In un articolo sul Corriere della sera di qualche tempo addietro, il sig. Danilo Taino ha auspicato la caduta del totem costituito dalla PAC, causa, a suo dire, di mali gravissimi. Il giornalista invoca un cambio sostanziale nelle scelte europee in materia di bilancio, anche per accontentare le pretese del Regno Unito, associato sempre recalcitrante, desideroso solo di ridurre l’UE ad una zona di libero scambio, geloso com’è della sua sovranità, come se questa, nel suo significato storico, esistesse ancora.
A molti fanno gola i soldi che l’Unione spende per la PAC; si tratta, infatti, di circa la metà scarsa del bilancio dell’UE, e dunque si potrebbero destinare le somme a scopi più nobili di quelli che si dovrebbero utilizzare per mantenere autonoma, dal punto di vista alimentare, una zona popolata da quasi mezzo miliardo di persone.
Questa gran somma è, invece, molto esigua, poiché corrisponde a circa lo 0,5 % del PIL europeo; assicurarsi il cibo, in un mondo a caccia di terra e nel quale le oscillazioni di prezzo dei prodotti agricoli hanno gravissimi effetti sui bilanci familiari, sembrerebbe una scelta intelligente. Invece s’invocano ricette ultra liberali da applicare a un comparto nel quale vigono metodi produttivi che, per certi profili, sono quasi immodificabili con la tecnologia (il grano, ad esempio, matura a nove mesi circa dalla semina, una vacca impiega altrettanto per partorire un vitello, gli eventi atmosferici influiscono in modo determinante sull’abbondanza o la scarsità della produzione, ecc.).

⁂

• _Quesito_:
Riporta fedelmente il passo del testo sulla PAC che comincia con "A molti fanno" e prosegue fino a "miliardo di persone.".

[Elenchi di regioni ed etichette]

⁂

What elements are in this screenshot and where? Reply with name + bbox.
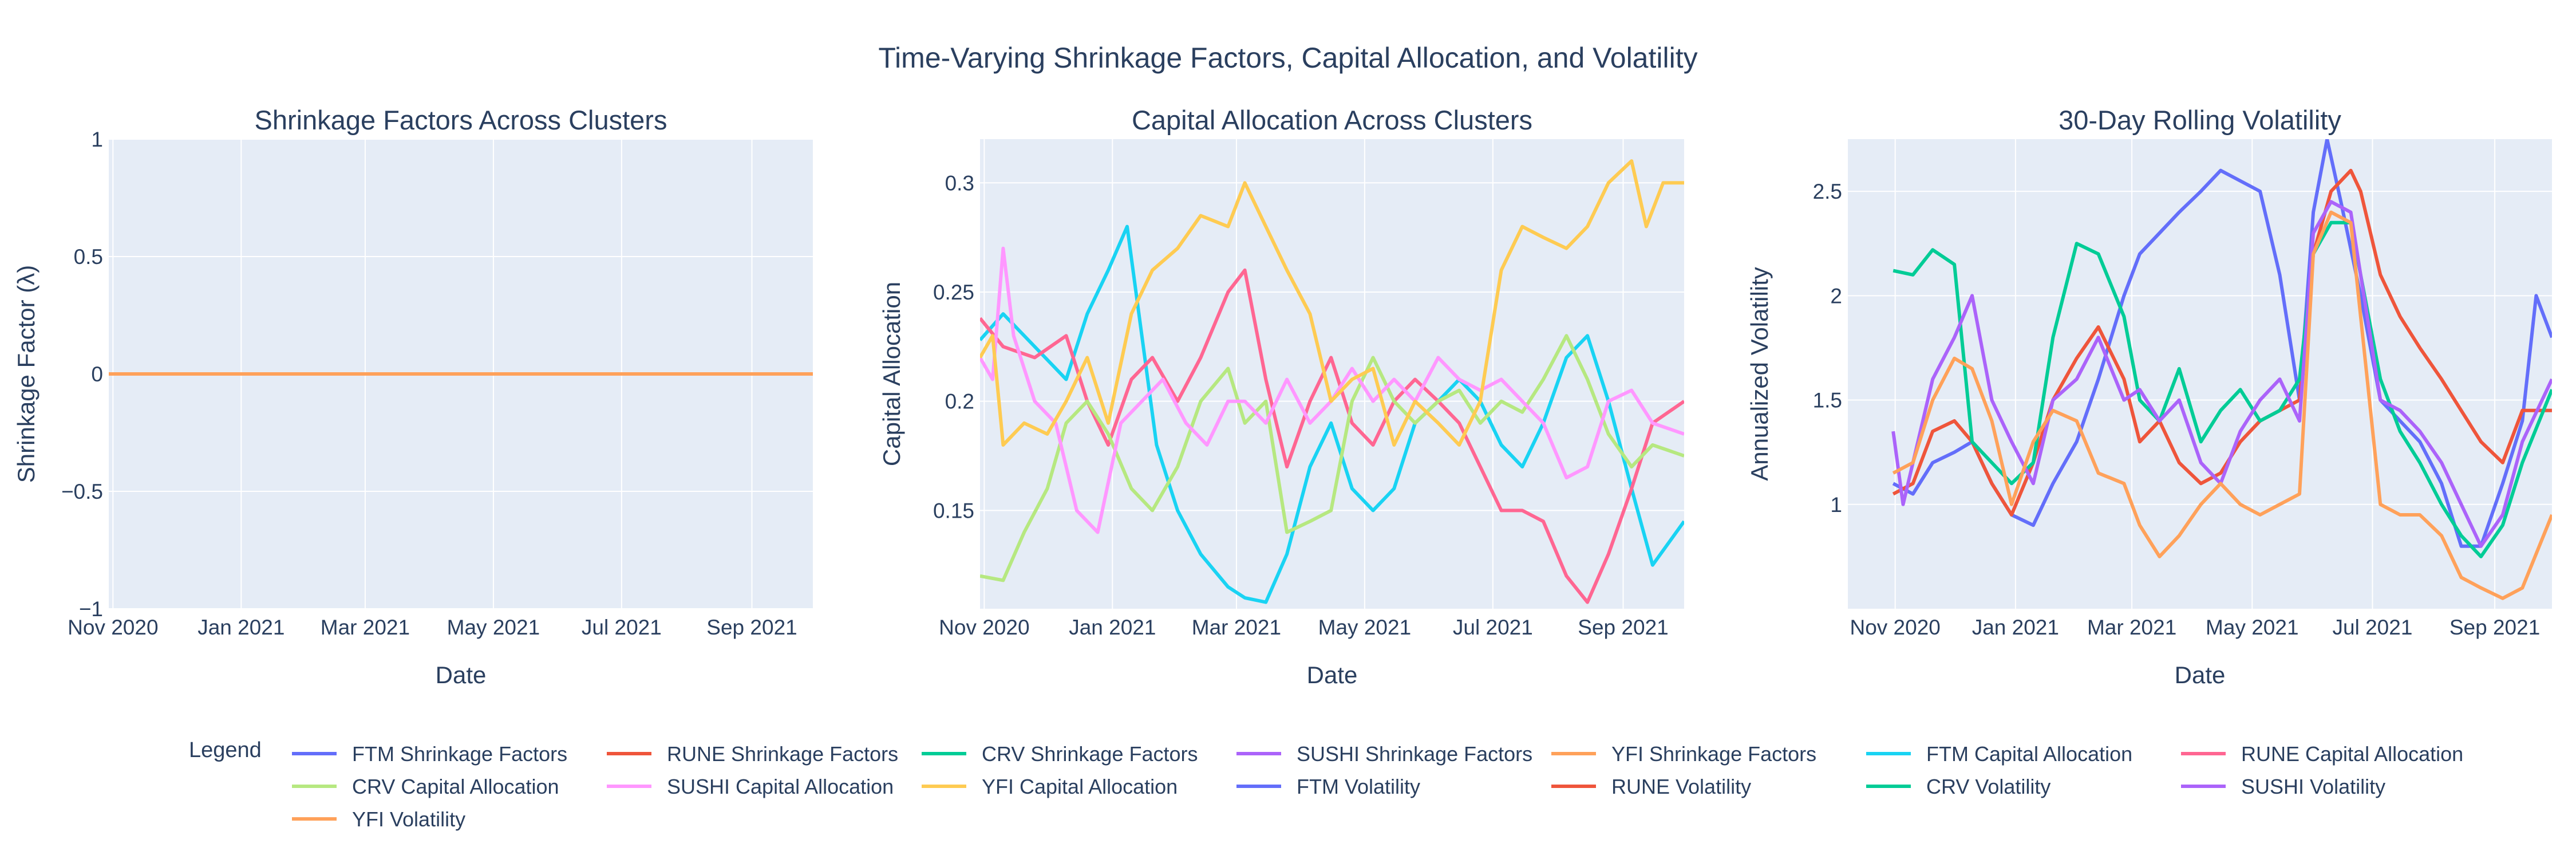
y-tick-label: 0.3 (945, 171, 974, 195)
legend-label: YFI Volatility (352, 807, 465, 831)
legend-item-crv-volatility[interactable]: CRV Volatility (1866, 775, 2050, 798)
y-tick-label: 1 (91, 128, 103, 151)
yfi-capital-allocation-line (980, 159, 1684, 447)
legend-item-ftm-volatility[interactable]: FTM Volatility (1236, 775, 1420, 798)
ftm-capital-allocation-line (980, 224, 1684, 604)
subplot-title: Shrinkage Factors Across Clusters (255, 105, 667, 135)
x-tick-label: Nov 2020 (939, 616, 1029, 639)
x-tick-label: Jan 2021 (197, 616, 285, 639)
crv-capital-allocation-line (980, 334, 1684, 582)
y-tick-label: 2.5 (1813, 180, 1842, 203)
legend-label: SUSHI Volatility (2241, 775, 2385, 798)
x-tick-label: Jan 2021 (1972, 616, 2059, 639)
capital-allocation-panel: 0.15 0.2 0.25 0.3 Nov 2020 Jan 2021 Mar 2021 Ma… (878, 105, 1684, 688)
legend-item-sushi-volatility[interactable]: SUSHI Volatility (2181, 775, 2385, 798)
y-tick-label: −1 (79, 597, 103, 621)
legend-label: CRV Capital Allocation (352, 775, 559, 798)
legend-label: FTM Volatility (1297, 775, 1420, 798)
volatility-panel: 1 1.5 2 2.5 Nov 2020 Jan 2021 Mar 2021 May 2021… (1746, 105, 2552, 688)
subplot-title: 30-Day Rolling Volatility (2059, 105, 2341, 135)
legend-label: RUNE Shrinkage Factors (667, 742, 898, 766)
legend-label: RUNE Volatility (1611, 775, 1751, 798)
series-group (980, 159, 1684, 604)
x-tick-label: May 2021 (1318, 616, 1412, 639)
legend-label: SUSHI Shrinkage Factors (1297, 742, 1532, 766)
y-tick-label: 2 (1830, 284, 1842, 308)
plot-area (980, 139, 1684, 609)
legend-item-yfi-shrinkage-factors[interactable]: YFI Shrinkage Factors (1551, 742, 1816, 766)
legend-title: Legend (189, 738, 262, 762)
y-tick-label: 1 (1830, 493, 1842, 517)
plot-area (1848, 139, 2552, 609)
sushi-capital-allocation-line (980, 246, 1684, 534)
legend-item-ftm-shrinkage-factors[interactable]: FTM Shrinkage Factors (292, 742, 567, 766)
x-tick-label: May 2021 (447, 616, 540, 639)
legend-label: YFI Capital Allocation (982, 775, 1178, 798)
x-tick-label: Sep 2021 (706, 616, 797, 639)
legend-item-yfi-capital-allocation[interactable]: YFI Capital Allocation (922, 775, 1178, 798)
y-axis-title: Shrinkage Factor (λ) (13, 265, 39, 483)
y-tick-label: −0.5 (61, 480, 103, 503)
legend-label: CRV Volatility (1926, 775, 2050, 798)
y-tick-label: 0.5 (74, 245, 103, 269)
legend-item-yfi-volatility[interactable]: YFI Volatility (292, 807, 465, 831)
x-tick-label: Mar 2021 (2087, 616, 2176, 639)
legend-item-rune-shrinkage-factors[interactable]: RUNE Shrinkage Factors (607, 742, 898, 766)
x-tick-label: Sep 2021 (2449, 616, 2540, 639)
x-tick-label: Mar 2021 (321, 616, 410, 639)
x-tick-label: Jan 2021 (1069, 616, 1156, 639)
x-tick-label: Nov 2020 (68, 616, 158, 639)
x-tick-label: Jul 2021 (2333, 616, 2413, 639)
x-axis-title: Date (436, 661, 487, 688)
legend-item-crv-shrinkage-factors[interactable]: CRV Shrinkage Factors (922, 742, 1198, 766)
legend-label: CRV Shrinkage Factors (982, 742, 1198, 766)
y-axis-title: Annualized Volatility (1746, 267, 1773, 481)
legend-label: FTM Capital Allocation (1926, 742, 2132, 766)
figure-title: Time-Varying Shrinkage Factors, Capital … (878, 42, 1697, 74)
legend-item-rune-volatility[interactable]: RUNE Volatility (1551, 775, 1751, 798)
legend-items: FTM Shrinkage Factors RUNE Shrinkage Fact… (292, 742, 2463, 831)
crv-volatility-line (1893, 220, 2552, 558)
legend-item-ftm-capital-allocation[interactable]: FTM Capital Allocation (1866, 742, 2132, 766)
x-tick-label: Sep 2021 (1578, 616, 1668, 639)
legend-label: RUNE Capital Allocation (2241, 742, 2463, 766)
legend: Legend FTM Shrinkage Factors RUNE Shrinka… (189, 738, 2463, 831)
legend-item-rune-capital-allocation[interactable]: RUNE Capital Allocation (2181, 742, 2463, 766)
y-tick-label: 1.5 (1813, 389, 1842, 412)
legend-label: SUSHI Capital Allocation (667, 775, 894, 798)
x-tick-label: Mar 2021 (1192, 616, 1281, 639)
x-tick-label: May 2021 (2206, 616, 2299, 639)
legend-item-sushi-capital-allocation[interactable]: SUSHI Capital Allocation (607, 775, 894, 798)
shrinkage-factors-panel: −1 −0.5 0 0.5 1 Nov 2020 Jan 2021 Mar 2021 May 2… (13, 105, 813, 688)
subplot-title: Capital Allocation Across Clusters (1132, 105, 1532, 135)
y-tick-label: 0.15 (933, 499, 974, 522)
y-tick-label: 0.25 (933, 281, 974, 304)
y-tick-label: 0.2 (945, 390, 974, 413)
legend-label: YFI Shrinkage Factors (1611, 742, 1816, 766)
x-tick-label: Jul 2021 (1453, 616, 1533, 639)
legend-label: FTM Shrinkage Factors (352, 742, 567, 766)
yfi-volatility-line (1892, 210, 2552, 600)
series-group (1891, 139, 2552, 600)
y-tick-label: 0 (91, 362, 103, 386)
legend-item-crv-capital-allocation[interactable]: CRV Capital Allocation (292, 775, 559, 798)
x-axis-title: Date (1307, 661, 1358, 688)
x-tick-label: Nov 2020 (1850, 616, 1940, 639)
x-axis-title: Date (2175, 661, 2226, 688)
x-tick-label: Jul 2021 (582, 616, 662, 639)
y-axis-title: Capital Allocation (878, 282, 905, 466)
legend-item-sushi-shrinkage-factors[interactable]: SUSHI Shrinkage Factors (1236, 742, 1532, 766)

⁂

• _Risposta completa_:
A molti fanno gola i soldi che l’Unione spende per la PAC; si tratta, infatti, di circa la metà scarsa del bilancio dell’UE, e dunque si potrebbero destinare le somme a scopi più nobili di quelli che si dovrebbero utilizzare per mantenere autonoma, dal punto di vista alimentare, una zona popolata da quasi mezzo miliardo di persone.